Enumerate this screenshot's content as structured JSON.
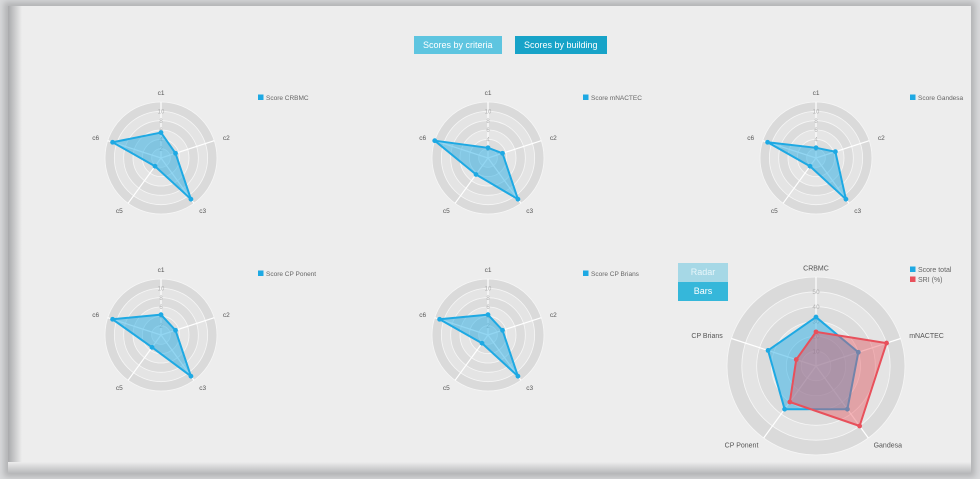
{
  "tabs": {
    "criteria_label": "Scores by criteria",
    "building_label": "Scores by building"
  },
  "toggle": {
    "radar_label": "Radar",
    "bars_label": "Bars"
  },
  "colors": {
    "series_blue": "#1ea9e3",
    "series_red": "#e8505b"
  },
  "chart_data": [
    {
      "type": "radar",
      "categories": [
        "c1",
        "c2",
        "c3",
        "c5",
        "c6"
      ],
      "ticks": [
        "2",
        "4",
        "6",
        "8",
        "10"
      ],
      "rmax": 11,
      "series": [
        {
          "name": "Score CRBMC",
          "values": [
            5,
            3,
            10,
            2,
            10
          ]
        }
      ]
    },
    {
      "type": "radar",
      "categories": [
        "c1",
        "c2",
        "c3",
        "c5",
        "c6"
      ],
      "ticks": [
        "2",
        "4",
        "6",
        "8",
        "10"
      ],
      "rmax": 11,
      "series": [
        {
          "name": "Score mNACTEC",
          "values": [
            2,
            3,
            10,
            4,
            11
          ]
        }
      ]
    },
    {
      "type": "radar",
      "categories": [
        "c1",
        "c2",
        "c3",
        "c5",
        "c6"
      ],
      "ticks": [
        "2",
        "4",
        "6",
        "8",
        "10"
      ],
      "rmax": 11,
      "series": [
        {
          "name": "Score Gandesa",
          "values": [
            2,
            4,
            10,
            2,
            10
          ]
        }
      ]
    },
    {
      "type": "radar",
      "categories": [
        "c1",
        "c2",
        "c3",
        "c5",
        "c6"
      ],
      "ticks": [
        "2",
        "4",
        "6",
        "8",
        "10"
      ],
      "rmax": 11,
      "series": [
        {
          "name": "Score CP Ponent",
          "values": [
            4,
            3,
            10,
            3,
            10
          ]
        }
      ]
    },
    {
      "type": "radar",
      "categories": [
        "c1",
        "c2",
        "c3",
        "c5",
        "c6"
      ],
      "ticks": [
        "2",
        "4",
        "6",
        "8",
        "10"
      ],
      "rmax": 11,
      "series": [
        {
          "name": "Score CP Brians",
          "values": [
            4,
            3,
            10,
            2,
            10
          ]
        }
      ]
    },
    {
      "type": "radar",
      "categories": [
        "CRBMC",
        "mNACTEC",
        "Gandesa",
        "CP Ponent",
        "CP Brians"
      ],
      "ticks": [
        "10",
        "20",
        "30",
        "40",
        "50"
      ],
      "rmax": 60,
      "series": [
        {
          "name": "Score total",
          "values": [
            33,
            30,
            36,
            36,
            34
          ]
        },
        {
          "name": "SRI (%)",
          "values": [
            23,
            50,
            50,
            30,
            14
          ]
        }
      ]
    }
  ]
}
####################
Skipping the pictures, transcribe each line above exactly as it appears.

Enumerate this screenshot's content as structured JSON.
{
  "tabs": {
    "criteria_label": "Scores by criteria",
    "building_label": "Scores by building"
  },
  "toggle": {
    "radar_label": "Radar",
    "bars_label": "Bars"
  },
  "colors": {
    "series_blue": "#1ea9e3",
    "series_red": "#e8505b"
  },
  "chart_data": [
    {
      "type": "radar",
      "categories": [
        "c1",
        "c2",
        "c3",
        "c5",
        "c6"
      ],
      "ticks": [
        "2",
        "4",
        "6",
        "8",
        "10"
      ],
      "rmax": 11,
      "series": [
        {
          "name": "Score CRBMC",
          "values": [
            5,
            3,
            10,
            2,
            10
          ]
        }
      ]
    },
    {
      "type": "radar",
      "categories": [
        "c1",
        "c2",
        "c3",
        "c5",
        "c6"
      ],
      "ticks": [
        "2",
        "4",
        "6",
        "8",
        "10"
      ],
      "rmax": 11,
      "series": [
        {
          "name": "Score mNACTEC",
          "values": [
            2,
            3,
            10,
            4,
            11
          ]
        }
      ]
    },
    {
      "type": "radar",
      "categories": [
        "c1",
        "c2",
        "c3",
        "c5",
        "c6"
      ],
      "ticks": [
        "2",
        "4",
        "6",
        "8",
        "10"
      ],
      "rmax": 11,
      "series": [
        {
          "name": "Score Gandesa",
          "values": [
            2,
            4,
            10,
            2,
            10
          ]
        }
      ]
    },
    {
      "type": "radar",
      "categories": [
        "c1",
        "c2",
        "c3",
        "c5",
        "c6"
      ],
      "ticks": [
        "2",
        "4",
        "6",
        "8",
        "10"
      ],
      "rmax": 11,
      "series": [
        {
          "name": "Score CP Ponent",
          "values": [
            4,
            3,
            10,
            3,
            10
          ]
        }
      ]
    },
    {
      "type": "radar",
      "categories": [
        "c1",
        "c2",
        "c3",
        "c5",
        "c6"
      ],
      "ticks": [
        "2",
        "4",
        "6",
        "8",
        "10"
      ],
      "rmax": 11,
      "series": [
        {
          "name": "Score CP Brians",
          "values": [
            4,
            3,
            10,
            2,
            10
          ]
        }
      ]
    },
    {
      "type": "radar",
      "categories": [
        "CRBMC",
        "mNACTEC",
        "Gandesa",
        "CP Ponent",
        "CP Brians"
      ],
      "ticks": [
        "10",
        "20",
        "30",
        "40",
        "50"
      ],
      "rmax": 60,
      "series": [
        {
          "name": "Score total",
          "values": [
            33,
            30,
            36,
            36,
            34
          ]
        },
        {
          "name": "SRI (%)",
          "values": [
            23,
            50,
            50,
            30,
            14
          ]
        }
      ]
    }
  ]
}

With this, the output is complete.